WRITTEN INSTRUCTION: Give the number of lines in the listing below that include the word "axis", with nothing more.
____ RECORDS FOR THE TASK
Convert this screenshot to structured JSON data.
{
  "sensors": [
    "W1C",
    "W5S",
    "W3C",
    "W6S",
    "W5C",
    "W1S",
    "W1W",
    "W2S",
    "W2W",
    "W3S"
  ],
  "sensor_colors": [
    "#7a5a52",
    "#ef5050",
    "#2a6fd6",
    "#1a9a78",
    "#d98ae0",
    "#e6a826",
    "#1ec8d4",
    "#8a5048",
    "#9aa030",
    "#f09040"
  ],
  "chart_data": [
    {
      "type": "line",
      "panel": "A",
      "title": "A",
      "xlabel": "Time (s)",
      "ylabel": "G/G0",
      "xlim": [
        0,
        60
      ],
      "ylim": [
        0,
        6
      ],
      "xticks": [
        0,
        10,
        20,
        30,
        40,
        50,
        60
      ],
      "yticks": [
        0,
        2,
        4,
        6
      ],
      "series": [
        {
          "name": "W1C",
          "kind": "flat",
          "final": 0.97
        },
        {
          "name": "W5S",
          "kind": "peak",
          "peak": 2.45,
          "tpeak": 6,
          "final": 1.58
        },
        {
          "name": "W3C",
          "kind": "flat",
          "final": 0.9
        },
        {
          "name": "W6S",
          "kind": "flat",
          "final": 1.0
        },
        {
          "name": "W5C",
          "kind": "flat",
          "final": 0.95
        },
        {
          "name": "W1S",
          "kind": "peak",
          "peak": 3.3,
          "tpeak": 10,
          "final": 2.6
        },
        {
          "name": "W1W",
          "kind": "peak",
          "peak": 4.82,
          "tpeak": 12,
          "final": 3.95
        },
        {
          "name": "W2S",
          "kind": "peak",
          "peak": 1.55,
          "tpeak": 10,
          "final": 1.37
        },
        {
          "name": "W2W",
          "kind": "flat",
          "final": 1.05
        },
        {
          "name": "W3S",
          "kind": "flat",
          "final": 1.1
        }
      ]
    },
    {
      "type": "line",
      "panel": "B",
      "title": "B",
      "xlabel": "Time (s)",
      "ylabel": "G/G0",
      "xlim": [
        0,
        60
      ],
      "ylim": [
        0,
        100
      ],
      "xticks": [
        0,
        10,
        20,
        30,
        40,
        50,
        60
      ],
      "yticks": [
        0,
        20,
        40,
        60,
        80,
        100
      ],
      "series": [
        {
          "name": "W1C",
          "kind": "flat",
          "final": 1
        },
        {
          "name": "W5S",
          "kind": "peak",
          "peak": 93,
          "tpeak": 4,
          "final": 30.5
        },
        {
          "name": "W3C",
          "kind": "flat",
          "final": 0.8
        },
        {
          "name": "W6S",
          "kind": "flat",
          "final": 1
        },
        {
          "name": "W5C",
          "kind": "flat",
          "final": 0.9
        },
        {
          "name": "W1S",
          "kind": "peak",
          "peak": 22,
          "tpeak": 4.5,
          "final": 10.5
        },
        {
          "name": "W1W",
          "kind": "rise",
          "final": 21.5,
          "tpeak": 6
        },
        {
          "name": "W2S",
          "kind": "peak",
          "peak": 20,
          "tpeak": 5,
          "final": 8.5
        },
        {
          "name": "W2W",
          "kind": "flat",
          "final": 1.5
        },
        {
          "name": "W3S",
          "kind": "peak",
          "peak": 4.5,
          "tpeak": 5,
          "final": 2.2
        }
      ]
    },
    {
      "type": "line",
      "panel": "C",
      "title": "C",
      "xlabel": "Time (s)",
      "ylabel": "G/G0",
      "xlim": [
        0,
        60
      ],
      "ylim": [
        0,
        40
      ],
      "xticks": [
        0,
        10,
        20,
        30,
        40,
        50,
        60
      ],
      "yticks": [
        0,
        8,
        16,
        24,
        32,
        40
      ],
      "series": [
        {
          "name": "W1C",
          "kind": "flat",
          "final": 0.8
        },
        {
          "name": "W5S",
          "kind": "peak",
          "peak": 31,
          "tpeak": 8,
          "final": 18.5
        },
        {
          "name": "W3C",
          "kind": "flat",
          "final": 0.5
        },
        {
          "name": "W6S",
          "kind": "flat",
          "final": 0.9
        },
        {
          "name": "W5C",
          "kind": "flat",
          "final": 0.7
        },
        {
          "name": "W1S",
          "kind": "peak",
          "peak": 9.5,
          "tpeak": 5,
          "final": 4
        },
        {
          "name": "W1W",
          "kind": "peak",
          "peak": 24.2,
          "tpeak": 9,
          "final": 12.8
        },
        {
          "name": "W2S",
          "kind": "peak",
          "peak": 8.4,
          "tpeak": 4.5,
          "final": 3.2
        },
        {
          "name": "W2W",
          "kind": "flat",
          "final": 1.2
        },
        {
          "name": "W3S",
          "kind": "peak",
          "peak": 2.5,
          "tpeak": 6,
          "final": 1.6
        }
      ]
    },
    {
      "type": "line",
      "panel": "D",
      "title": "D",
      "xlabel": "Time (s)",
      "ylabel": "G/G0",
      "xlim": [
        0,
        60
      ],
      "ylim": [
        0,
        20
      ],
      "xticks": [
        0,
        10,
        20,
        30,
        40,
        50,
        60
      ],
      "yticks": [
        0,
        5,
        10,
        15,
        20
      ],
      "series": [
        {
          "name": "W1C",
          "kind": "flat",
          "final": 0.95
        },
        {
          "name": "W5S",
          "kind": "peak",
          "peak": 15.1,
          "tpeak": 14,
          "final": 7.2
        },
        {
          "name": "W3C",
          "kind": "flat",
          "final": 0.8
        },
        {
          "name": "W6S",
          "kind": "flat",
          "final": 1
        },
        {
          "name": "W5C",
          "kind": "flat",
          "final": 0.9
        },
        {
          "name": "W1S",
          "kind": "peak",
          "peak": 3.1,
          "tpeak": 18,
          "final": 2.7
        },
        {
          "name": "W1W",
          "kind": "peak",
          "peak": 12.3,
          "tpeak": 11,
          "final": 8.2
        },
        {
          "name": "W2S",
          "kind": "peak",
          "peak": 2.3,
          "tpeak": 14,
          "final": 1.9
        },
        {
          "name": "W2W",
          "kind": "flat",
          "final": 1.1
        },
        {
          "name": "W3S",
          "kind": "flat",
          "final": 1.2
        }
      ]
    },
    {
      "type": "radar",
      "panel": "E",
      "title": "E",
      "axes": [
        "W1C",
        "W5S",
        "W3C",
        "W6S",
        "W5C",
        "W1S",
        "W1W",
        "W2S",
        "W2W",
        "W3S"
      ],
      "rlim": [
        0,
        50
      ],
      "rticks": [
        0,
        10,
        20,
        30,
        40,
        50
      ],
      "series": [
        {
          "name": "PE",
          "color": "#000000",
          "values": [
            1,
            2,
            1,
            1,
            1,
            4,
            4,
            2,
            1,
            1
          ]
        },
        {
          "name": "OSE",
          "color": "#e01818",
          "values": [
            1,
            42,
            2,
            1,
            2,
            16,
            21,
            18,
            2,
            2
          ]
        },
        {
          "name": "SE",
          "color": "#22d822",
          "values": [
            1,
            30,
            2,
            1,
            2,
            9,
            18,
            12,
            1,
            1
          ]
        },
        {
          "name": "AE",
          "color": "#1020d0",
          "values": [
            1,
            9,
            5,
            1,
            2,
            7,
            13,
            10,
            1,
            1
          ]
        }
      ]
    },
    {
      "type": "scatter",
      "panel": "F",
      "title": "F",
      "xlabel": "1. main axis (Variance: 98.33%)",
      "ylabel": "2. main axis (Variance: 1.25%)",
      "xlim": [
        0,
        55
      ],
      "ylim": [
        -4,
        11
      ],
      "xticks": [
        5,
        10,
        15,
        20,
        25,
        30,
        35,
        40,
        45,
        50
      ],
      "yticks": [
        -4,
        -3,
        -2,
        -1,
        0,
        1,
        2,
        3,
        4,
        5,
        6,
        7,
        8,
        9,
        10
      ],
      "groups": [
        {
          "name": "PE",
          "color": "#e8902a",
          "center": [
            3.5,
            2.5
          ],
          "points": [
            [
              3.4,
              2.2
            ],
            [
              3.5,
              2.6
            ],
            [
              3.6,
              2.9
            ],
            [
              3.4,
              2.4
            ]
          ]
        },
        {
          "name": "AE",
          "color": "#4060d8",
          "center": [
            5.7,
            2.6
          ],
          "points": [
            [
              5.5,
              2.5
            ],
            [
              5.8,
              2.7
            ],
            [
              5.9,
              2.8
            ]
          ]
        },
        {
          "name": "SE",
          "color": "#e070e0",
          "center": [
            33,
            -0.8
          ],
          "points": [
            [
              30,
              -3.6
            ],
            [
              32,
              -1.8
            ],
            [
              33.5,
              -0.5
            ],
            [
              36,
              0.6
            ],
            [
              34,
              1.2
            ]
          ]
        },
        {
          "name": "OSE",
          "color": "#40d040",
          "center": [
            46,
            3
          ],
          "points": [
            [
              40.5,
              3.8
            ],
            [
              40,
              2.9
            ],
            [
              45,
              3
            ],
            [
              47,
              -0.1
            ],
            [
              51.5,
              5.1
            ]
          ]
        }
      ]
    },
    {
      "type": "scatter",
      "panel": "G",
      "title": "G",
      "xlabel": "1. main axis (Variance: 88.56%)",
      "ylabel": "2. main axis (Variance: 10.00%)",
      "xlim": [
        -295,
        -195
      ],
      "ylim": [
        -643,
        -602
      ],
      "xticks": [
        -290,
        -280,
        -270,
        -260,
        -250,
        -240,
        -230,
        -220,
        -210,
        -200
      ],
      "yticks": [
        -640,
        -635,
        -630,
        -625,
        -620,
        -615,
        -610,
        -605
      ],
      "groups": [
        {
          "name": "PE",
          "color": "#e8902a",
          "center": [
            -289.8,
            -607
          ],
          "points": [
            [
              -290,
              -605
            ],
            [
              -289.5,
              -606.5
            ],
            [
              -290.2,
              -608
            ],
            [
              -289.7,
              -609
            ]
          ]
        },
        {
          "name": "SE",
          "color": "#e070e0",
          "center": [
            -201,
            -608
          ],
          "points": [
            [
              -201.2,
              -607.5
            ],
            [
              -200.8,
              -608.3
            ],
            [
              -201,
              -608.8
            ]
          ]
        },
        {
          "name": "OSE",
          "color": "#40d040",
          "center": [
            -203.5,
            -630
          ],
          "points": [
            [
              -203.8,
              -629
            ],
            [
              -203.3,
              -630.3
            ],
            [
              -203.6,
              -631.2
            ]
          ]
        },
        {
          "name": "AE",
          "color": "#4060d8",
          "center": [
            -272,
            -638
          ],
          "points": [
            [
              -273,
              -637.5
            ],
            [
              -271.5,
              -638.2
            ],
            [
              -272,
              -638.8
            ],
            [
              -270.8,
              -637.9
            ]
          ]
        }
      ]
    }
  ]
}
________
EXERCISE ANSWER: 4